_Objective:_ Below are records; reproduce exactly the lines from the one containing "Read all visible content and emit it as JSON." through the end, both included, and only those.

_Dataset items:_
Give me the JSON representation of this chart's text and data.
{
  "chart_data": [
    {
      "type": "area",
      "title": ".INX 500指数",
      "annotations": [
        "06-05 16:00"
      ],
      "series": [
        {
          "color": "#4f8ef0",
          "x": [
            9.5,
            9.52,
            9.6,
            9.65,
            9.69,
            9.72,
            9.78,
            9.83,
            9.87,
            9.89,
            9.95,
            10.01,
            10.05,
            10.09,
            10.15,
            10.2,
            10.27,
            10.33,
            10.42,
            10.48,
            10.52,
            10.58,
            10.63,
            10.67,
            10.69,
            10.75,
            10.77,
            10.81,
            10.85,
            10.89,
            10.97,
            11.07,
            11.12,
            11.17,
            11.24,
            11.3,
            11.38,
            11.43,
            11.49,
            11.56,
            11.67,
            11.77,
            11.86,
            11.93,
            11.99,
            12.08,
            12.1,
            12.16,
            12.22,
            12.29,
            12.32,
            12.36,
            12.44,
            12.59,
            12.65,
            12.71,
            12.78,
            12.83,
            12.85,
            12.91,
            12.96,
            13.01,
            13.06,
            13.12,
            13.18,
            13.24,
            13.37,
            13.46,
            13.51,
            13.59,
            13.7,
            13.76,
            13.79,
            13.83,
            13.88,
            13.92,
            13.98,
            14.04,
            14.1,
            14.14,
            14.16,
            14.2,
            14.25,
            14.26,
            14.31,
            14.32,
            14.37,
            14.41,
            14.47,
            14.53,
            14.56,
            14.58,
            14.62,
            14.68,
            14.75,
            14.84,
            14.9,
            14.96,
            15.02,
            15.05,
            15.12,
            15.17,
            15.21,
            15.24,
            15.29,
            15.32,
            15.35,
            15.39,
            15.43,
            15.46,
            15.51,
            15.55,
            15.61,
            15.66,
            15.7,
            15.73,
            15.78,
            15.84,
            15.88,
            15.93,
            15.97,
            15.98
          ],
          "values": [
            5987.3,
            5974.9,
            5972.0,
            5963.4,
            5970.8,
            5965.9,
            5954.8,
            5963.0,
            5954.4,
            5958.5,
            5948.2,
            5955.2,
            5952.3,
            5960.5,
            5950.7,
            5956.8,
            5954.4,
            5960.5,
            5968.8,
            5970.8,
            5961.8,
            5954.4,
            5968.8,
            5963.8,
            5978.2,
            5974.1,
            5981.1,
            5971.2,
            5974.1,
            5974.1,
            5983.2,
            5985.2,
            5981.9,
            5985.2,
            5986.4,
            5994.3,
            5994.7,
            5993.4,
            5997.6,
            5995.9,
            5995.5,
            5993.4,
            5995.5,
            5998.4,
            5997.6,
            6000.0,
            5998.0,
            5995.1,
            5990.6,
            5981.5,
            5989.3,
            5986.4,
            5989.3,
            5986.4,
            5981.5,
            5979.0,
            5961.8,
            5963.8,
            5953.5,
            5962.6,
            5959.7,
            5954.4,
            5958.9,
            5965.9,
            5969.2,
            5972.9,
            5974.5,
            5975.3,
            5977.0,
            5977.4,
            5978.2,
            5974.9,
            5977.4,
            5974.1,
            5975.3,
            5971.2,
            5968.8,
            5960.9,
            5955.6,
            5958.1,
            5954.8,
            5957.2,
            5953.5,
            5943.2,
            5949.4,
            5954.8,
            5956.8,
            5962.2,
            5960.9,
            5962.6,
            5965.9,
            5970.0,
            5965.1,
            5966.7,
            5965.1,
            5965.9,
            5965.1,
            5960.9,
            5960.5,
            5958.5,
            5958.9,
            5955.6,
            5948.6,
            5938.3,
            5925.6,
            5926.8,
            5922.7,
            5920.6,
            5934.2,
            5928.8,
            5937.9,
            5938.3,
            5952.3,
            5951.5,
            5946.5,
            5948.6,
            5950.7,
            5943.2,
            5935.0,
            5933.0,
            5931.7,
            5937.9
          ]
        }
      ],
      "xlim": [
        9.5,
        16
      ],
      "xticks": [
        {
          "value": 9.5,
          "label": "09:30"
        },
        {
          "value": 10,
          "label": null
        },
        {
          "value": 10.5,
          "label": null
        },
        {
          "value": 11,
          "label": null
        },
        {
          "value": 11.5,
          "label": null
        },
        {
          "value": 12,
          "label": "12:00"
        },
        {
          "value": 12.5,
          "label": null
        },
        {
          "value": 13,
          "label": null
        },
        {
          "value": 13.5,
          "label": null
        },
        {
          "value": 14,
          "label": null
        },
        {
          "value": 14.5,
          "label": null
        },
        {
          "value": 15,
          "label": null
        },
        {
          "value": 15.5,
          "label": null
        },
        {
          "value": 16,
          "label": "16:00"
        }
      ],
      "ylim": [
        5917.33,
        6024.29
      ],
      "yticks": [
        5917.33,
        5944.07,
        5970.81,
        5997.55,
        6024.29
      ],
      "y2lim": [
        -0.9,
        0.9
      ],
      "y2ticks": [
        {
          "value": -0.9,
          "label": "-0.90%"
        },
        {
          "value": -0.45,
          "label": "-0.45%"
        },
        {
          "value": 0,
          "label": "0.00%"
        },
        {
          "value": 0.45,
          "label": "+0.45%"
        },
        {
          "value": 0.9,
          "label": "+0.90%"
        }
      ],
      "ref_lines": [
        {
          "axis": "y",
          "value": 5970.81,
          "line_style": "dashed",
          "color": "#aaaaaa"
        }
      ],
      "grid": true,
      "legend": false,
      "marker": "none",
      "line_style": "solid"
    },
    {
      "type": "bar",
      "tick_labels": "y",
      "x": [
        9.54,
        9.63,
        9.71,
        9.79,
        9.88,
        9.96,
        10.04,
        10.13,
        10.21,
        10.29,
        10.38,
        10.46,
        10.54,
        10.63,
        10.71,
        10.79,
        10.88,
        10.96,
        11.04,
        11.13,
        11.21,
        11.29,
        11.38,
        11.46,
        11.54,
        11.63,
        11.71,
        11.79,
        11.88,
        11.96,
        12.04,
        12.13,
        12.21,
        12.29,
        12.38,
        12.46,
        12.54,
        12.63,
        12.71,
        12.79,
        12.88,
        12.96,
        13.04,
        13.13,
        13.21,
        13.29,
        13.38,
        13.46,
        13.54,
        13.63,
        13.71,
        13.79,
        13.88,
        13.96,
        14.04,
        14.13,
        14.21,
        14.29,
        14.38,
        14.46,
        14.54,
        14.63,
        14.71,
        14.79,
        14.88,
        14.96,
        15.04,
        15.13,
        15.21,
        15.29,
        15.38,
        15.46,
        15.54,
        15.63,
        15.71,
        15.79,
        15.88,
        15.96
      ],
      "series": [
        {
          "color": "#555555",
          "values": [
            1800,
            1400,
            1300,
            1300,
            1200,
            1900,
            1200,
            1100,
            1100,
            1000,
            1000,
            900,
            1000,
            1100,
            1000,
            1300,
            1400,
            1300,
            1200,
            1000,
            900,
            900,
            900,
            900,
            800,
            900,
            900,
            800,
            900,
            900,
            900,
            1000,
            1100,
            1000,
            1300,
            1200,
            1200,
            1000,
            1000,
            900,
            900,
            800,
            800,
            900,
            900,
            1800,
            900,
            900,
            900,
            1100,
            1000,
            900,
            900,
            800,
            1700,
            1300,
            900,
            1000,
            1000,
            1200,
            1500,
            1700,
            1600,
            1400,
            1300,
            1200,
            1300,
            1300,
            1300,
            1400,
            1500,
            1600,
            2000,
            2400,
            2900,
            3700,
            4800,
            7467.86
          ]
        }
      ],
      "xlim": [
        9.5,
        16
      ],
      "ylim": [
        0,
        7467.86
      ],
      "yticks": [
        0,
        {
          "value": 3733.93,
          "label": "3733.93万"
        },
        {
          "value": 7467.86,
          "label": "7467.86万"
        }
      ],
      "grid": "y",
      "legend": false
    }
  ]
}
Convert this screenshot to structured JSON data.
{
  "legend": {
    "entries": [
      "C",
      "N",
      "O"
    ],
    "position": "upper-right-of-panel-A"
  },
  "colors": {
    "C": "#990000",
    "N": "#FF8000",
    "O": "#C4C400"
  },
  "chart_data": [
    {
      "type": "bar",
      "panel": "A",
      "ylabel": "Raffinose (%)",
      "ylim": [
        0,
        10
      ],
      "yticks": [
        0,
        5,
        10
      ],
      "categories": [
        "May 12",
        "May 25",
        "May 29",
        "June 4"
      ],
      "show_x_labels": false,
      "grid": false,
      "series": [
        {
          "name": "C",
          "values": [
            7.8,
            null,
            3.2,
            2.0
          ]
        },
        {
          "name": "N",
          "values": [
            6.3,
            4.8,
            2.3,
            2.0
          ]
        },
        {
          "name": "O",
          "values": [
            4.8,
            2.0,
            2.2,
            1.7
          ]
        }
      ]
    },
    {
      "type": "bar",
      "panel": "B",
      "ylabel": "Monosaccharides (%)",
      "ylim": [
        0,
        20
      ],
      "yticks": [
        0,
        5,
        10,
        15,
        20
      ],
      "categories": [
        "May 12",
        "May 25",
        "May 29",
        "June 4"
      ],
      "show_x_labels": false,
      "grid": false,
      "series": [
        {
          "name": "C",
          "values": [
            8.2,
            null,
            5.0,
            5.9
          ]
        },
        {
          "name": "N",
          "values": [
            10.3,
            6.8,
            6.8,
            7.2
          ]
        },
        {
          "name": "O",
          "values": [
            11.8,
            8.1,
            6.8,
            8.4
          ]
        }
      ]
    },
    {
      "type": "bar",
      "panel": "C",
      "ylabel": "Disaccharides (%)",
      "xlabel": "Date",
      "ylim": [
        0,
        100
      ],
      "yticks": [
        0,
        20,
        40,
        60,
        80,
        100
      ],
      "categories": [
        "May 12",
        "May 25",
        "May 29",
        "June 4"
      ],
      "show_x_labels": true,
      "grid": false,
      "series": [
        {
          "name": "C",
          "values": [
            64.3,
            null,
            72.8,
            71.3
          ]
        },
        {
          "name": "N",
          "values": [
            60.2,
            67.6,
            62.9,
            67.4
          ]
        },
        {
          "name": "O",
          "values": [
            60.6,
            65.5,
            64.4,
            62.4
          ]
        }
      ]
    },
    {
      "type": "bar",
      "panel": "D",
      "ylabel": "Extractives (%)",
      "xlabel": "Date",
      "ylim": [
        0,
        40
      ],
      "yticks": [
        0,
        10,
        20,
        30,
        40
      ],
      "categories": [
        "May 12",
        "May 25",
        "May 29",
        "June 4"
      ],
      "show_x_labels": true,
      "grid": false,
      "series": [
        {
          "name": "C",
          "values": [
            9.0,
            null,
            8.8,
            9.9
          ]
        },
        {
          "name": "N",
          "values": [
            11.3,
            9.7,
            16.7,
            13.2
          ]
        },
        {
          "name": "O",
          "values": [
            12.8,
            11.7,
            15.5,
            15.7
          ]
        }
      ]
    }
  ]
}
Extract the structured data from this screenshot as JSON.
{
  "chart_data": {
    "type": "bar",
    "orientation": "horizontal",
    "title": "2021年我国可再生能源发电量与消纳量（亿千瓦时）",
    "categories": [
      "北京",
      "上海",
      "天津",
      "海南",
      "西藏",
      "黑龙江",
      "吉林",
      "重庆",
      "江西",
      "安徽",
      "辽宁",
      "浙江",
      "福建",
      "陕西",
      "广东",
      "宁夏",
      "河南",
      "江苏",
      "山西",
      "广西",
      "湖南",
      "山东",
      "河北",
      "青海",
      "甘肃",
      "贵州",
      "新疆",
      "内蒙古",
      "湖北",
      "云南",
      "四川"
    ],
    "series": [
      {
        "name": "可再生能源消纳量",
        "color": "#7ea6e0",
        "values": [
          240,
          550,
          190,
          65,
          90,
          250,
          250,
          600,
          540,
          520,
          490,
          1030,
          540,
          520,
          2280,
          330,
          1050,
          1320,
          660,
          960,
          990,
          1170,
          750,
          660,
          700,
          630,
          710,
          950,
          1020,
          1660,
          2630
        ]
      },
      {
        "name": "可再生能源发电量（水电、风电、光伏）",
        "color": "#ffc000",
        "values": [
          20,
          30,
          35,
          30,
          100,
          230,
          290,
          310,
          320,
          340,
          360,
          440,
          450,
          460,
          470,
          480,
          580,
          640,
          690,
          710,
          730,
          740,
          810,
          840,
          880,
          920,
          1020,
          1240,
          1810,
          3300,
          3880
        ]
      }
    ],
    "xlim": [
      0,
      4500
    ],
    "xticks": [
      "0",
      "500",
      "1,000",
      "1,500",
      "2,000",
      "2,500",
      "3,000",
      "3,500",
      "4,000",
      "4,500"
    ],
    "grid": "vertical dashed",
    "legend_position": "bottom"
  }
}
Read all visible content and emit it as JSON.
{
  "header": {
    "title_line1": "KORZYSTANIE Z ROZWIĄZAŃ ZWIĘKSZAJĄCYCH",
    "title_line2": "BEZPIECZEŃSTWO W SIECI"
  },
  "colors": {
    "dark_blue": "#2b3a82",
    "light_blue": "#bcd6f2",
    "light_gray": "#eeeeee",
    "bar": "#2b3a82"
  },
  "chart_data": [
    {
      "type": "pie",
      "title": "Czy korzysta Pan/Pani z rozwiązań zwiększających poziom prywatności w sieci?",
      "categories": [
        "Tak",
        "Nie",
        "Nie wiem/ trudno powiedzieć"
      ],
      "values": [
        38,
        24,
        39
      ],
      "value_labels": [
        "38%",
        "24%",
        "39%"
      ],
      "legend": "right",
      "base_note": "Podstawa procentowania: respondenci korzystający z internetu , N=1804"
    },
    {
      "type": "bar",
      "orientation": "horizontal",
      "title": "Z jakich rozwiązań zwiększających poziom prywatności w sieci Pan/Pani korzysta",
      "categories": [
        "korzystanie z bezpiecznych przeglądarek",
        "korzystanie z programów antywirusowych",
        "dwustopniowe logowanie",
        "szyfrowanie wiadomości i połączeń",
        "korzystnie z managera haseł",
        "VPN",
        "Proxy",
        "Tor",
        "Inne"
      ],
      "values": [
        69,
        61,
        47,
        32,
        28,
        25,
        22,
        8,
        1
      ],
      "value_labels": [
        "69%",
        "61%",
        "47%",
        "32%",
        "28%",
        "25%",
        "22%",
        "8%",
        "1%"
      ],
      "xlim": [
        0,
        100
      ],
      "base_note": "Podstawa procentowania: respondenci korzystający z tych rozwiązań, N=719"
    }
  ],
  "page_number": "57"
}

_Answer to this problem:_
Read all visible content and emit it as JSON.
{
  "header": {
    "title_line1": "KORZYSTANIE Z ROZWIĄZAŃ ZWIĘKSZAJĄCYCH",
    "title_line2": "BEZPIECZEŃSTWO W SIECI"
  },
  "colors": {
    "dark_blue": "#2b3a82",
    "light_blue": "#bcd6f2",
    "light_gray": "#eeeeee",
    "bar": "#2b3a82"
  },
  "chart_data": [
    {
      "type": "pie",
      "title": "Czy korzysta Pan/Pani z rozwiązań zwiększających poziom prywatności w sieci?",
      "categories": [
        "Tak",
        "Nie",
        "Nie wiem/ trudno powiedzieć"
      ],
      "values": [
        38,
        24,
        39
      ],
      "value_labels": [
        "38%",
        "24%",
        "39%"
      ],
      "legend": "right",
      "base_note": "Podstawa procentowania: respondenci korzystający z internetu , N=1804"
    },
    {
      "type": "bar",
      "orientation": "horizontal",
      "title": "Z jakich rozwiązań zwiększających poziom prywatności w sieci Pan/Pani korzysta",
      "categories": [
        "korzystanie z bezpiecznych przeglądarek",
        "korzystanie z programów antywirusowych",
        "dwustopniowe logowanie",
        "szyfrowanie wiadomości i połączeń",
        "korzystnie z managera haseł",
        "VPN",
        "Proxy",
        "Tor",
        "Inne"
      ],
      "values": [
        69,
        61,
        47,
        32,
        28,
        25,
        22,
        8,
        1
      ],
      "value_labels": [
        "69%",
        "61%",
        "47%",
        "32%",
        "28%",
        "25%",
        "22%",
        "8%",
        "1%"
      ],
      "xlim": [
        0,
        100
      ],
      "base_note": "Podstawa procentowania: respondenci korzystający z tych rozwiązań, N=719"
    }
  ],
  "page_number": "57"
}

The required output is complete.